Records:
________
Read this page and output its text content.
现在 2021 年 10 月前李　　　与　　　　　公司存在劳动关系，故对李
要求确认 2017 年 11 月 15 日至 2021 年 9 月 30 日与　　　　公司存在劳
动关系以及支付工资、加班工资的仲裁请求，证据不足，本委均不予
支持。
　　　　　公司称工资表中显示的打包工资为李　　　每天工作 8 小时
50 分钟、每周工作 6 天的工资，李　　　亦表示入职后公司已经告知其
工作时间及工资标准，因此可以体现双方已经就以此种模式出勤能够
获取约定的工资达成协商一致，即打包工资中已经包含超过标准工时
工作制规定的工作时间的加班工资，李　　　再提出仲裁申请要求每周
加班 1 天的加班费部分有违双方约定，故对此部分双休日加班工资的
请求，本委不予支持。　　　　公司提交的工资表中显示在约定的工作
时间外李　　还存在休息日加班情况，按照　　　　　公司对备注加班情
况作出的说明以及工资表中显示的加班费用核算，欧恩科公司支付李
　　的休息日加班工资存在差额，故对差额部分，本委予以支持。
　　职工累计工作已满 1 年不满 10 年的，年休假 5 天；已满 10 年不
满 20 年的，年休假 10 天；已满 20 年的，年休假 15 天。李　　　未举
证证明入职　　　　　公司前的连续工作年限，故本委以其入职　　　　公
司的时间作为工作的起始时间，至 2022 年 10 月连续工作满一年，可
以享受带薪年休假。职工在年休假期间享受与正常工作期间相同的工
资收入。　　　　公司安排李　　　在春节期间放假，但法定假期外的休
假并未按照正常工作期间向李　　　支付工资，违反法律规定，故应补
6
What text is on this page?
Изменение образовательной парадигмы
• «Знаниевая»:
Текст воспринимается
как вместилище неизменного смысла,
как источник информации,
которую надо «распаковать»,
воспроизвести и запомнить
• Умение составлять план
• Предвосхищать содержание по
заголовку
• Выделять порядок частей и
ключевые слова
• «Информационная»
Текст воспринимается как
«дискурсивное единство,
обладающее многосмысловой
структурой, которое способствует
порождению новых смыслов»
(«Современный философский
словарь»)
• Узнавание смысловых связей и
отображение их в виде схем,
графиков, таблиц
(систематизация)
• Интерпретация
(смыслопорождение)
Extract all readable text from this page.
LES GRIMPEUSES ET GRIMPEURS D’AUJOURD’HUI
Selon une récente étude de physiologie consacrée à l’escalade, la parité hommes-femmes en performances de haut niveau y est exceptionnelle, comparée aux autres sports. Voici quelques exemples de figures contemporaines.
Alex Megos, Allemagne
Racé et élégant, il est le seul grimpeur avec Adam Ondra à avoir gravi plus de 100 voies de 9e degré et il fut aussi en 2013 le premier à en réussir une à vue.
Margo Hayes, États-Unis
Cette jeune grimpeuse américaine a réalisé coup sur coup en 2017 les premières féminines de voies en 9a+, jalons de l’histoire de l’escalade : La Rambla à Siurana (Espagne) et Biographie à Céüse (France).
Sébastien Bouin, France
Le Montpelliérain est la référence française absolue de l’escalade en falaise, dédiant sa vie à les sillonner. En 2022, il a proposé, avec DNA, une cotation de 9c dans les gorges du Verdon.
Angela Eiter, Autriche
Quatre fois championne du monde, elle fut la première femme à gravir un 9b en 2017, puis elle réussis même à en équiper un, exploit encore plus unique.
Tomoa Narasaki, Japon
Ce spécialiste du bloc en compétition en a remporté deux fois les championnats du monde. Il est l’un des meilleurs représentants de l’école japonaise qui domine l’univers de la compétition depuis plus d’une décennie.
________
STATED EXERCISE: Without leaving anything out, quote all the data.

FULL SOLUTION:
Read this page and output its text content.
现在 2021 年 10 月前李　　　与　　　　　公司存在劳动关系，故对李
要求确认 2017 年 11 月 15 日至 2021 年 9 月 30 日与　　　　公司存在劳
动关系以及支付工资、加班工资的仲裁请求，证据不足，本委均不予
支持。
　　　　　公司称工资表中显示的打包工资为李　　　每天工作 8 小时
50 分钟、每周工作 6 天的工资，李　　　亦表示入职后公司已经告知其
工作时间及工资标准，因此可以体现双方已经就以此种模式出勤能够
获取约定的工资达成协商一致，即打包工资中已经包含超过标准工时
工作制规定的工作时间的加班工资，李　　　再提出仲裁申请要求每周
加班 1 天的加班费部分有违双方约定，故对此部分双休日加班工资的
请求，本委不予支持。　　　　公司提交的工资表中显示在约定的工作
时间外李　　还存在休息日加班情况，按照　　　　　公司对备注加班情
况作出的说明以及工资表中显示的加班费用核算，欧恩科公司支付李
　　的休息日加班工资存在差额，故对差额部分，本委予以支持。
　　职工累计工作已满 1 年不满 10 年的，年休假 5 天；已满 10 年不
满 20 年的，年休假 10 天；已满 20 年的，年休假 15 天。李　　　未举
证证明入职　　　　　公司前的连续工作年限，故本委以其入职　　　　公
司的时间作为工作的起始时间，至 2022 年 10 月连续工作满一年，可
以享受带薪年休假。职工在年休假期间享受与正常工作期间相同的工
资收入。　　　　公司安排李　　　在春节期间放假，但法定假期外的休
假并未按照正常工作期间向李　　　支付工资，违反法律规定，故应补
6
What text is on this page?
Изменение образовательной парадигмы
• «Знаниевая»:
Текст воспринимается
как вместилище неизменного смысла,
как источник информации,
которую надо «распаковать»,
воспроизвести и запомнить
• Умение составлять план
• Предвосхищать содержание по
заголовку
• Выделять порядок частей и
ключевые слова
• «Информационная»
Текст воспринимается как
«дискурсивное единство,
обладающее многосмысловой
структурой, которое способствует
порождению новых смыслов»
(«Современный философский
словарь»)
• Узнавание смысловых связей и
отображение их в виде схем,
графиков, таблиц
(систематизация)
• Интерпретация
(смыслопорождение)
Extract all readable text from this page.
LES GRIMPEUSES ET GRIMPEURS D’AUJOURD’HUI
Selon une récente étude de physiologie consacrée à l’escalade, la parité hommes-femmes en performances de haut niveau y est exceptionnelle, comparée aux autres sports. Voici quelques exemples de figures contemporaines.
Alex Megos, Allemagne
Racé et élégant, il est le seul grimpeur avec Adam Ondra à avoir gravi plus de 100 voies de 9e degré et il fut aussi en 2013 le premier à en réussir une à vue.
Margo Hayes, États-Unis
Cette jeune grimpeuse américaine a réalisé coup sur coup en 2017 les premières féminines de voies en 9a+, jalons de l’histoire de l’escalade : La Rambla à Siurana (Espagne) et Biographie à Céüse (France).
Sébastien Bouin, France
Le Montpelliérain est la référence française absolue de l’escalade en falaise, dédiant sa vie à les sillonner. En 2022, il a proposé, avec DNA, une cotation de 9c dans les gorges du Verdon.
Angela Eiter, Autriche
Quatre fois championne du monde, elle fut la première femme à gravir un 9b en 2017, puis elle réussis même à en équiper un, exploit encore plus unique.
Tomoa Narasaki, Japon
Ce spécialiste du bloc en compétition en a remporté deux fois les championnats du monde. Il est l’un des meilleurs représentants de l’école japonaise qui domine l’univers de la compétition depuis plus d’une décennie.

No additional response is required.